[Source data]
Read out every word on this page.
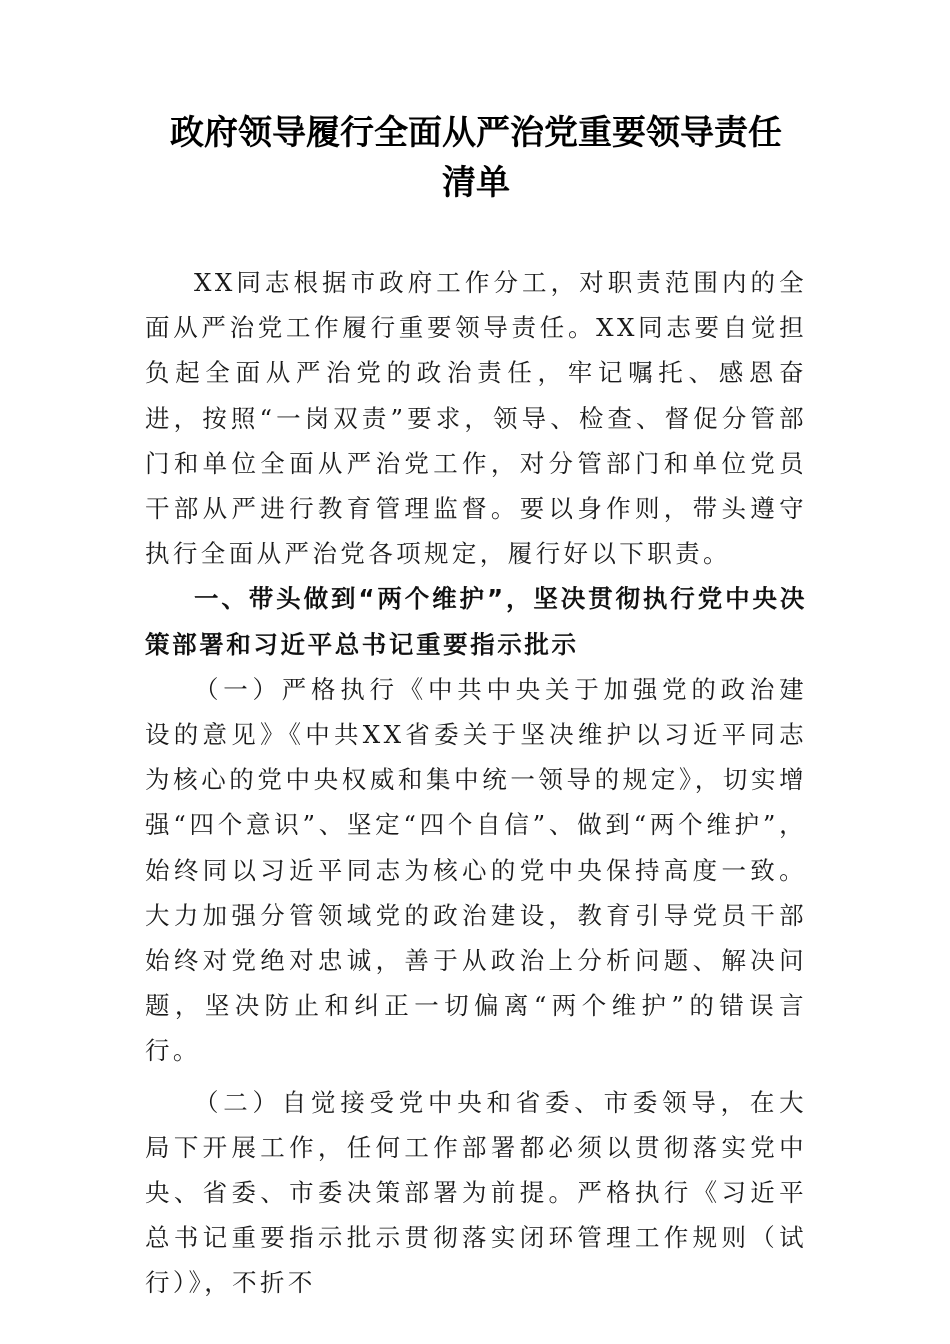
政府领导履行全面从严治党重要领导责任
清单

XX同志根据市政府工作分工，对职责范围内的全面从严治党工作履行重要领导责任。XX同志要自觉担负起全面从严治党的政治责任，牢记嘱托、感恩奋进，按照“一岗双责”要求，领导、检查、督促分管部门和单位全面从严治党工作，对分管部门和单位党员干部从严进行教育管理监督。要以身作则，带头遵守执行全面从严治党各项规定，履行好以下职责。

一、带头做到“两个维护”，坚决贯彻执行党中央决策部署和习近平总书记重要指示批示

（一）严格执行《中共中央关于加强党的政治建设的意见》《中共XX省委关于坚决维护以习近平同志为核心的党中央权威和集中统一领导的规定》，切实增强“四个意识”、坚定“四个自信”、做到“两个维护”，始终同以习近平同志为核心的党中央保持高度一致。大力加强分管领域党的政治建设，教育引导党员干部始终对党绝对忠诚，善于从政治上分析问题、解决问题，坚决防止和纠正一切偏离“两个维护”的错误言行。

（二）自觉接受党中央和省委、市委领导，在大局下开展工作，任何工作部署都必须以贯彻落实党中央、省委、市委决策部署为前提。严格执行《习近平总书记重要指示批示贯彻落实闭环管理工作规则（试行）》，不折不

WRITTEN EXERCISE: Make an exact copy of every record, pictures excluded.

RESULT OF THIS TASK:
Read out every word on this page.
政府领导履行全面从严治党重要领导责任
清单

XX同志根据市政府工作分工，对职责范围内的全面从严治党工作履行重要领导责任。XX同志要自觉担负起全面从严治党的政治责任，牢记嘱托、感恩奋进，按照“一岗双责”要求，领导、检查、督促分管部门和单位全面从严治党工作，对分管部门和单位党员干部从严进行教育管理监督。要以身作则，带头遵守执行全面从严治党各项规定，履行好以下职责。

一、带头做到“两个维护”，坚决贯彻执行党中央决策部署和习近平总书记重要指示批示

（一）严格执行《中共中央关于加强党的政治建设的意见》《中共XX省委关于坚决维护以习近平同志为核心的党中央权威和集中统一领导的规定》，切实增强“四个意识”、坚定“四个自信”、做到“两个维护”，始终同以习近平同志为核心的党中央保持高度一致。大力加强分管领域党的政治建设，教育引导党员干部始终对党绝对忠诚，善于从政治上分析问题、解决问题，坚决防止和纠正一切偏离“两个维护”的错误言行。

（二）自觉接受党中央和省委、市委领导，在大局下开展工作，任何工作部署都必须以贯彻落实党中央、省委、市委决策部署为前提。严格执行《习近平总书记重要指示批示贯彻落实闭环管理工作规则（试行）》，不折不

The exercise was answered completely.